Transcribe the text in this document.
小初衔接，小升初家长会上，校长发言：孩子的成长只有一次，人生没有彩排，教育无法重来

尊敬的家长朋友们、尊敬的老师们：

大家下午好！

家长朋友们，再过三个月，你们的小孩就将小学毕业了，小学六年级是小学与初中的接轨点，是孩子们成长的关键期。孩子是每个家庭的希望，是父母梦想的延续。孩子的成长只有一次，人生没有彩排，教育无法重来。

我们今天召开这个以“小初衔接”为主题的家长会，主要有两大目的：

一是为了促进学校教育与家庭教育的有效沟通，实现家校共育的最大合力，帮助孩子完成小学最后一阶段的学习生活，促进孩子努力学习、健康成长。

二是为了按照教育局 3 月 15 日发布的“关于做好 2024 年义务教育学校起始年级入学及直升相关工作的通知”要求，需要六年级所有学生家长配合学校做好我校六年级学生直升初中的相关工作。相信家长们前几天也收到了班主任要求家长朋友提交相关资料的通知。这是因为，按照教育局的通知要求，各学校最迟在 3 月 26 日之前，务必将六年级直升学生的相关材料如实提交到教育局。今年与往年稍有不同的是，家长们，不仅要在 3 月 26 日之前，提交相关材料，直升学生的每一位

_ _ _ _

▶ Your task: Each record must be returned exactly as it is written.

▶ Complete answer:
Transcribe the text in this document.
小初衔接，小升初家长会上，校长发言：孩子的成长只有一次，人生没有彩排，教育无法重来

尊敬的家长朋友们、尊敬的老师们：

大家下午好！

家长朋友们，再过三个月，你们的小孩就将小学毕业了，小学六年级是小学与初中的接轨点，是孩子们成长的关键期。孩子是每个家庭的希望，是父母梦想的延续。孩子的成长只有一次，人生没有彩排，教育无法重来。

我们今天召开这个以“小初衔接”为主题的家长会，主要有两大目的：

一是为了促进学校教育与家庭教育的有效沟通，实现家校共育的最大合力，帮助孩子完成小学最后一阶段的学习生活，促进孩子努力学习、健康成长。

二是为了按照教育局 3 月 15 日发布的“关于做好 2024 年义务教育学校起始年级入学及直升相关工作的通知”要求，需要六年级所有学生家长配合学校做好我校六年级学生直升初中的相关工作。相信家长们前几天也收到了班主任要求家长朋友提交相关资料的通知。这是因为，按照教育局的通知要求，各学校最迟在 3 月 26 日之前，务必将六年级直升学生的相关材料如实提交到教育局。今年与往年稍有不同的是，家长们，不仅要在 3 月 26 日之前，提交相关材料，直升学生的每一位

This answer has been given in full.